[PROBLEM DETAILS]
Extract the complete data exactly as given.

[EXTRACTED RECORDS]
- - - - - - -
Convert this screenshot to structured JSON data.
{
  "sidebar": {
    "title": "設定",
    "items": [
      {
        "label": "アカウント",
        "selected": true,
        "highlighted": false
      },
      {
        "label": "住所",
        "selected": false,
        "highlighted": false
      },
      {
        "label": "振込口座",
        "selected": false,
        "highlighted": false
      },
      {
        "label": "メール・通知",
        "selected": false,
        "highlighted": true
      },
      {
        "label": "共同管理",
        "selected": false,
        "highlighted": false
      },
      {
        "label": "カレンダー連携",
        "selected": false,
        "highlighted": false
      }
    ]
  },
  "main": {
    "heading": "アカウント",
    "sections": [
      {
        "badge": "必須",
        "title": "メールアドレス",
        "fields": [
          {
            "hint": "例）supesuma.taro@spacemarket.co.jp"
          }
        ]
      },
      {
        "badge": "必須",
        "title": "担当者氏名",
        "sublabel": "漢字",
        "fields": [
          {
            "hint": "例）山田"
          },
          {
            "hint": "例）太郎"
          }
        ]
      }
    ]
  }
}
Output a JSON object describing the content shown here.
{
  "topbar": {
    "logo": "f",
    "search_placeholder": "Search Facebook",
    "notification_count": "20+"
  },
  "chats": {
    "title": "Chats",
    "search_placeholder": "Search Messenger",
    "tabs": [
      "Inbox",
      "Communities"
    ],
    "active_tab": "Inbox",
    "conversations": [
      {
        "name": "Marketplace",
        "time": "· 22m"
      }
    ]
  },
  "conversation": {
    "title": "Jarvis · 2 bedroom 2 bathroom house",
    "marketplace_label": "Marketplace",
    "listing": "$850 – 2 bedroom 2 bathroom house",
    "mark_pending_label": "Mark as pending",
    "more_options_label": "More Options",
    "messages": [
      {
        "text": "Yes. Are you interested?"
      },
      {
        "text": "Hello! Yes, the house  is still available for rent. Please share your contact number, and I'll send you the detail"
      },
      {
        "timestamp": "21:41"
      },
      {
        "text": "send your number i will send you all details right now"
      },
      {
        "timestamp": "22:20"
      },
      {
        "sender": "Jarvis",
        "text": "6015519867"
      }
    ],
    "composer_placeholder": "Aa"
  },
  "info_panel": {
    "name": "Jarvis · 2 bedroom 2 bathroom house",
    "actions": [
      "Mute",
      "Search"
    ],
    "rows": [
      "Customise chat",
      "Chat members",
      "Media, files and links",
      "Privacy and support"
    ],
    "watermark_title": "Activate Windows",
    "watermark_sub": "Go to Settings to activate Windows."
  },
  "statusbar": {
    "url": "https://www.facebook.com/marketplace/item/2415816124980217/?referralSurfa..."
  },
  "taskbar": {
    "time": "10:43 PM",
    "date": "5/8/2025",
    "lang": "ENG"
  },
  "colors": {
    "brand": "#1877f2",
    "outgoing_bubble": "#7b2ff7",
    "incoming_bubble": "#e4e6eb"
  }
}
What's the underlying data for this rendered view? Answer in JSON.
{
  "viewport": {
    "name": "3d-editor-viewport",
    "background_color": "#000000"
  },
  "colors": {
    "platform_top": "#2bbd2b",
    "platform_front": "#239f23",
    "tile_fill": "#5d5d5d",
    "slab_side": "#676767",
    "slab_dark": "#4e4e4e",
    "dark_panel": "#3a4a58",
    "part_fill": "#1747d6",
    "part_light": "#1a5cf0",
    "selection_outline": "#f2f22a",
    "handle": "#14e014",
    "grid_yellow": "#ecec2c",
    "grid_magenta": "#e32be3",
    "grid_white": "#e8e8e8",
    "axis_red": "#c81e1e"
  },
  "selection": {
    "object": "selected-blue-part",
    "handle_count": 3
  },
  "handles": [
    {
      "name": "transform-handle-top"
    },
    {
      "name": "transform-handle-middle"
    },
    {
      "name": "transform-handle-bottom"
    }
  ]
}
- - - - - - -
[TASK SOLUTION]
Convert this screenshot to structured JSON data.
{
  "sidebar": {
    "title": "設定",
    "items": [
      {
        "label": "アカウント",
        "selected": true,
        "highlighted": false
      },
      {
        "label": "住所",
        "selected": false,
        "highlighted": false
      },
      {
        "label": "振込口座",
        "selected": false,
        "highlighted": false
      },
      {
        "label": "メール・通知",
        "selected": false,
        "highlighted": true
      },
      {
        "label": "共同管理",
        "selected": false,
        "highlighted": false
      },
      {
        "label": "カレンダー連携",
        "selected": false,
        "highlighted": false
      }
    ]
  },
  "main": {
    "heading": "アカウント",
    "sections": [
      {
        "badge": "必須",
        "title": "メールアドレス",
        "fields": [
          {
            "hint": "例）supesuma.taro@spacemarket.co.jp"
          }
        ]
      },
      {
        "badge": "必須",
        "title": "担当者氏名",
        "sublabel": "漢字",
        "fields": [
          {
            "hint": "例）山田"
          },
          {
            "hint": "例）太郎"
          }
        ]
      }
    ]
  }
}
Output a JSON object describing the content shown here.
{
  "topbar": {
    "logo": "f",
    "search_placeholder": "Search Facebook",
    "notification_count": "20+"
  },
  "chats": {
    "title": "Chats",
    "search_placeholder": "Search Messenger",
    "tabs": [
      "Inbox",
      "Communities"
    ],
    "active_tab": "Inbox",
    "conversations": [
      {
        "name": "Marketplace",
        "time": "· 22m"
      }
    ]
  },
  "conversation": {
    "title": "Jarvis · 2 bedroom 2 bathroom house",
    "marketplace_label": "Marketplace",
    "listing": "$850 – 2 bedroom 2 bathroom house",
    "mark_pending_label": "Mark as pending",
    "more_options_label": "More Options",
    "messages": [
      {
        "text": "Yes. Are you interested?"
      },
      {
        "text": "Hello! Yes, the house  is still available for rent. Please share your contact number, and I'll send you the detail"
      },
      {
        "timestamp": "21:41"
      },
      {
        "text": "send your number i will send you all details right now"
      },
      {
        "timestamp": "22:20"
      },
      {
        "sender": "Jarvis",
        "text": "6015519867"
      }
    ],
    "composer_placeholder": "Aa"
  },
  "info_panel": {
    "name": "Jarvis · 2 bedroom 2 bathroom house",
    "actions": [
      "Mute",
      "Search"
    ],
    "rows": [
      "Customise chat",
      "Chat members",
      "Media, files and links",
      "Privacy and support"
    ],
    "watermark_title": "Activate Windows",
    "watermark_sub": "Go to Settings to activate Windows."
  },
  "statusbar": {
    "url": "https://www.facebook.com/marketplace/item/2415816124980217/?referralSurfa..."
  },
  "taskbar": {
    "time": "10:43 PM",
    "date": "5/8/2025",
    "lang": "ENG"
  },
  "colors": {
    "brand": "#1877f2",
    "outgoing_bubble": "#7b2ff7",
    "incoming_bubble": "#e4e6eb"
  }
}
What's the underlying data for this rendered view? Answer in JSON.
{
  "viewport": {
    "name": "3d-editor-viewport",
    "background_color": "#000000"
  },
  "colors": {
    "platform_top": "#2bbd2b",
    "platform_front": "#239f23",
    "tile_fill": "#5d5d5d",
    "slab_side": "#676767",
    "slab_dark": "#4e4e4e",
    "dark_panel": "#3a4a58",
    "part_fill": "#1747d6",
    "part_light": "#1a5cf0",
    "selection_outline": "#f2f22a",
    "handle": "#14e014",
    "grid_yellow": "#ecec2c",
    "grid_magenta": "#e32be3",
    "grid_white": "#e8e8e8",
    "axis_red": "#c81e1e"
  },
  "selection": {
    "object": "selected-blue-part",
    "handle_count": 3
  },
  "handles": [
    {
      "name": "transform-handle-top"
    },
    {
      "name": "transform-handle-middle"
    },
    {
      "name": "transform-handle-bottom"
    }
  ]
}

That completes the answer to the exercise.